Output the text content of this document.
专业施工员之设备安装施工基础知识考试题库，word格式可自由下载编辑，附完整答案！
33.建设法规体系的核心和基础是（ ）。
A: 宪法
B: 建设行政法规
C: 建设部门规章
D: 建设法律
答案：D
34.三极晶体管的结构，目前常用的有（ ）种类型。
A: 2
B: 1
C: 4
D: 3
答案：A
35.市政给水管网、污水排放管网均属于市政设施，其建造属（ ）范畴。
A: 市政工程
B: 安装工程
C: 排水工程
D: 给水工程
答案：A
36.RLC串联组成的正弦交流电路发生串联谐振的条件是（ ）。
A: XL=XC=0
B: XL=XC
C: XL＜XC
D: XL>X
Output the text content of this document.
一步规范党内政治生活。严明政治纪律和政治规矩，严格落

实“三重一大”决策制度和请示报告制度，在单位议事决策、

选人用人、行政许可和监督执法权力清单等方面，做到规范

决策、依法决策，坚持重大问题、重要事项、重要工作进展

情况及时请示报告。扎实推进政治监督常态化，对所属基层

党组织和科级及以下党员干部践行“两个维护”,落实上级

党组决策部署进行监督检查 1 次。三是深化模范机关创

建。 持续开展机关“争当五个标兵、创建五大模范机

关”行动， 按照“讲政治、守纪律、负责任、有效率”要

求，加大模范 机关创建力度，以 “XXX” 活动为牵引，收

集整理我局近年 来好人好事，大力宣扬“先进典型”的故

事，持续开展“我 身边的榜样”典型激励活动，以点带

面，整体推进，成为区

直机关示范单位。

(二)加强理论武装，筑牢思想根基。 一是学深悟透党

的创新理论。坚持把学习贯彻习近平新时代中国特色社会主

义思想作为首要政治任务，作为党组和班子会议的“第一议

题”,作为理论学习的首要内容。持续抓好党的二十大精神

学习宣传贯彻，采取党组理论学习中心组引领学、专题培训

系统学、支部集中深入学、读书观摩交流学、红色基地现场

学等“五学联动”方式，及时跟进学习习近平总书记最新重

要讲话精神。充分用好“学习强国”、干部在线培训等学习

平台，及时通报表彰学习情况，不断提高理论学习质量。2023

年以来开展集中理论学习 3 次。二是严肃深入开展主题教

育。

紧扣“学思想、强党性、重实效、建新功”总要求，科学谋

### Task directions
Output the entries verbatim.

### Correct answer
Output the text content of this document.
专业施工员之设备安装施工基础知识考试题库，word格式可自由下载编辑，附完整答案！
33.建设法规体系的核心和基础是（ ）。
A: 宪法
B: 建设行政法规
C: 建设部门规章
D: 建设法律
答案：D
34.三极晶体管的结构，目前常用的有（ ）种类型。
A: 2
B: 1
C: 4
D: 3
答案：A
35.市政给水管网、污水排放管网均属于市政设施，其建造属（ ）范畴。
A: 市政工程
B: 安装工程
C: 排水工程
D: 给水工程
答案：A
36.RLC串联组成的正弦交流电路发生串联谐振的条件是（ ）。
A: XL=XC=0
B: XL=XC
C: XL＜XC
D: XL>X
Output the text content of this document.
一步规范党内政治生活。严明政治纪律和政治规矩，严格落

实“三重一大”决策制度和请示报告制度，在单位议事决策、

选人用人、行政许可和监督执法权力清单等方面，做到规范

决策、依法决策，坚持重大问题、重要事项、重要工作进展

情况及时请示报告。扎实推进政治监督常态化，对所属基层

党组织和科级及以下党员干部践行“两个维护”,落实上级

党组决策部署进行监督检查 1 次。三是深化模范机关创

建。 持续开展机关“争当五个标兵、创建五大模范机

关”行动， 按照“讲政治、守纪律、负责任、有效率”要

求，加大模范 机关创建力度，以 “XXX” 活动为牵引，收

集整理我局近年 来好人好事，大力宣扬“先进典型”的故

事，持续开展“我 身边的榜样”典型激励活动，以点带

面，整体推进，成为区

直机关示范单位。

(二)加强理论武装，筑牢思想根基。 一是学深悟透党

的创新理论。坚持把学习贯彻习近平新时代中国特色社会主

义思想作为首要政治任务，作为党组和班子会议的“第一议

题”,作为理论学习的首要内容。持续抓好党的二十大精神

学习宣传贯彻，采取党组理论学习中心组引领学、专题培训

系统学、支部集中深入学、读书观摩交流学、红色基地现场

学等“五学联动”方式，及时跟进学习习近平总书记最新重

要讲话精神。充分用好“学习强国”、干部在线培训等学习

平台，及时通报表彰学习情况，不断提高理论学习质量。2023

年以来开展集中理论学习 3 次。二是严肃深入开展主题教

育。

紧扣“学思想、强党性、重实效、建新功”总要求，科学谋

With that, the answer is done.